### SHORT TASK
Write out the data again exactly, skipping every picture.

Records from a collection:
══════

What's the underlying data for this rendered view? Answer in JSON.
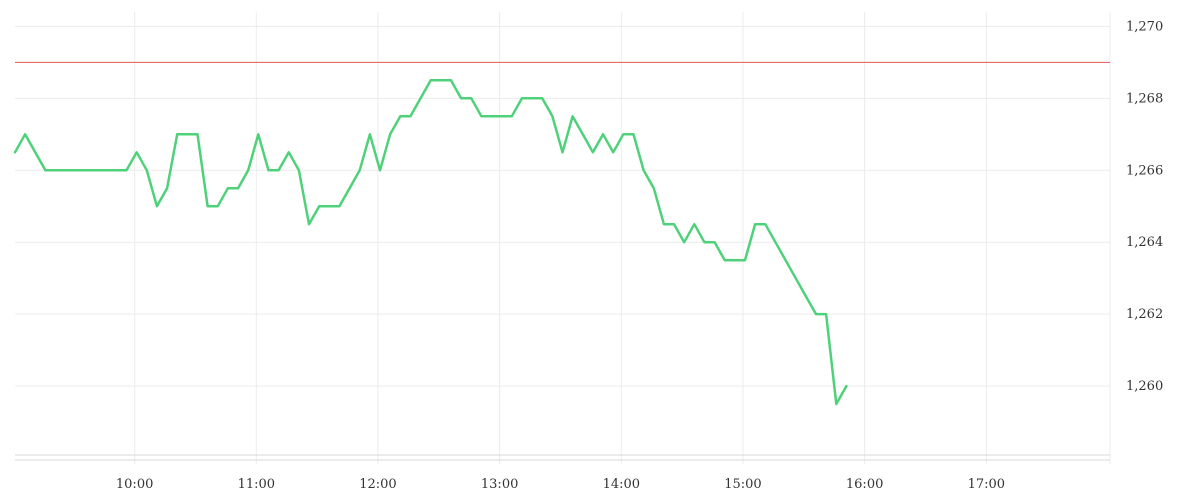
{
  "chart_data": {
    "type": "line",
    "title": "",
    "xlabel": "",
    "ylabel": "",
    "x_ticks": [
      "10:00",
      "11:00",
      "12:00",
      "13:00",
      "14:00",
      "15:00",
      "16:00",
      "17:00"
    ],
    "y_ticks": [
      "1,260",
      "1,262",
      "1,264",
      "1,266",
      "1,268",
      "1,270"
    ],
    "xlim": [
      "09:01",
      "18:01"
    ],
    "ylim": [
      1258,
      1270.4
    ],
    "grid": true,
    "reference_line": {
      "value": 1269,
      "color": "#e05a5a"
    },
    "series": [
      {
        "color": "#4fd17a",
        "x": [
          "09:01",
          "09:06",
          "09:16",
          "09:21",
          "09:26",
          "09:31",
          "09:36",
          "09:41",
          "09:46",
          "09:51",
          "09:56",
          "10:01",
          "10:06",
          "10:11",
          "10:16",
          "10:21",
          "10:26",
          "10:31",
          "10:36",
          "10:41",
          "10:46",
          "10:51",
          "10:56",
          "11:01",
          "11:06",
          "11:11",
          "11:16",
          "11:21",
          "11:26",
          "11:31",
          "11:36",
          "11:41",
          "11:46",
          "11:51",
          "11:56",
          "12:01",
          "12:06",
          "12:11",
          "12:16",
          "12:21",
          "12:26",
          "12:31",
          "12:36",
          "12:41",
          "12:46",
          "12:51",
          "12:56",
          "13:01",
          "13:06",
          "13:11",
          "13:16",
          "13:21",
          "13:26",
          "13:31",
          "13:36",
          "13:41",
          "13:46",
          "13:51",
          "13:56",
          "14:01",
          "14:06",
          "14:11",
          "14:16",
          "14:21",
          "14:26",
          "14:31",
          "14:36",
          "14:41",
          "14:46",
          "14:51",
          "14:56",
          "15:01",
          "15:06",
          "15:11",
          "15:16",
          "15:21",
          "15:26",
          "15:31",
          "15:36",
          "15:41",
          "15:46",
          "15:51"
        ],
        "values": [
          1266.5,
          1267,
          1266,
          1266,
          1266,
          1266,
          1266,
          1266,
          1266,
          1266,
          1266,
          1266.5,
          1266,
          1265,
          1265.5,
          1267,
          1267,
          1267,
          1265,
          1265,
          1265.5,
          1265.5,
          1266,
          1267,
          1266,
          1266,
          1266.5,
          1266,
          1264.5,
          1265,
          1265,
          1265,
          1265.5,
          1266,
          1267,
          1266,
          1267,
          1267.5,
          1267.5,
          1268,
          1268.5,
          1268.5,
          1268.5,
          1268,
          1268,
          1267.5,
          1267.5,
          1267.5,
          1267.5,
          1268,
          1268,
          1268,
          1267.5,
          1266.5,
          1267.5,
          1267,
          1266.5,
          1267,
          1266.5,
          1267,
          1267,
          1266,
          1265.5,
          1264.5,
          1264.5,
          1264,
          1264.5,
          1264,
          1264,
          1263.5,
          1263.5,
          1263.5,
          1264.5,
          1264.5,
          1264,
          1263.5,
          1263,
          1262.5,
          1262,
          1262,
          1259.5,
          1260
        ]
      }
    ]
  }
}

══════

### EXERCISE RESULT
What's the underlying data for this rendered view? Answer in JSON.
{
  "chart_data": {
    "type": "line",
    "title": "",
    "xlabel": "",
    "ylabel": "",
    "x_ticks": [
      "10:00",
      "11:00",
      "12:00",
      "13:00",
      "14:00",
      "15:00",
      "16:00",
      "17:00"
    ],
    "y_ticks": [
      "1,260",
      "1,262",
      "1,264",
      "1,266",
      "1,268",
      "1,270"
    ],
    "xlim": [
      "09:01",
      "18:01"
    ],
    "ylim": [
      1258,
      1270.4
    ],
    "grid": true,
    "reference_line": {
      "value": 1269,
      "color": "#e05a5a"
    },
    "series": [
      {
        "color": "#4fd17a",
        "x": [
          "09:01",
          "09:06",
          "09:16",
          "09:21",
          "09:26",
          "09:31",
          "09:36",
          "09:41",
          "09:46",
          "09:51",
          "09:56",
          "10:01",
          "10:06",
          "10:11",
          "10:16",
          "10:21",
          "10:26",
          "10:31",
          "10:36",
          "10:41",
          "10:46",
          "10:51",
          "10:56",
          "11:01",
          "11:06",
          "11:11",
          "11:16",
          "11:21",
          "11:26",
          "11:31",
          "11:36",
          "11:41",
          "11:46",
          "11:51",
          "11:56",
          "12:01",
          "12:06",
          "12:11",
          "12:16",
          "12:21",
          "12:26",
          "12:31",
          "12:36",
          "12:41",
          "12:46",
          "12:51",
          "12:56",
          "13:01",
          "13:06",
          "13:11",
          "13:16",
          "13:21",
          "13:26",
          "13:31",
          "13:36",
          "13:41",
          "13:46",
          "13:51",
          "13:56",
          "14:01",
          "14:06",
          "14:11",
          "14:16",
          "14:21",
          "14:26",
          "14:31",
          "14:36",
          "14:41",
          "14:46",
          "14:51",
          "14:56",
          "15:01",
          "15:06",
          "15:11",
          "15:16",
          "15:21",
          "15:26",
          "15:31",
          "15:36",
          "15:41",
          "15:46",
          "15:51"
        ],
        "values": [
          1266.5,
          1267,
          1266,
          1266,
          1266,
          1266,
          1266,
          1266,
          1266,
          1266,
          1266,
          1266.5,
          1266,
          1265,
          1265.5,
          1267,
          1267,
          1267,
          1265,
          1265,
          1265.5,
          1265.5,
          1266,
          1267,
          1266,
          1266,
          1266.5,
          1266,
          1264.5,
          1265,
          1265,
          1265,
          1265.5,
          1266,
          1267,
          1266,
          1267,
          1267.5,
          1267.5,
          1268,
          1268.5,
          1268.5,
          1268.5,
          1268,
          1268,
          1267.5,
          1267.5,
          1267.5,
          1267.5,
          1268,
          1268,
          1268,
          1267.5,
          1266.5,
          1267.5,
          1267,
          1266.5,
          1267,
          1266.5,
          1267,
          1267,
          1266,
          1265.5,
          1264.5,
          1264.5,
          1264,
          1264.5,
          1264,
          1264,
          1263.5,
          1263.5,
          1263.5,
          1264.5,
          1264.5,
          1264,
          1263.5,
          1263,
          1262.5,
          1262,
          1262,
          1259.5,
          1260
        ]
      }
    ]
  }
}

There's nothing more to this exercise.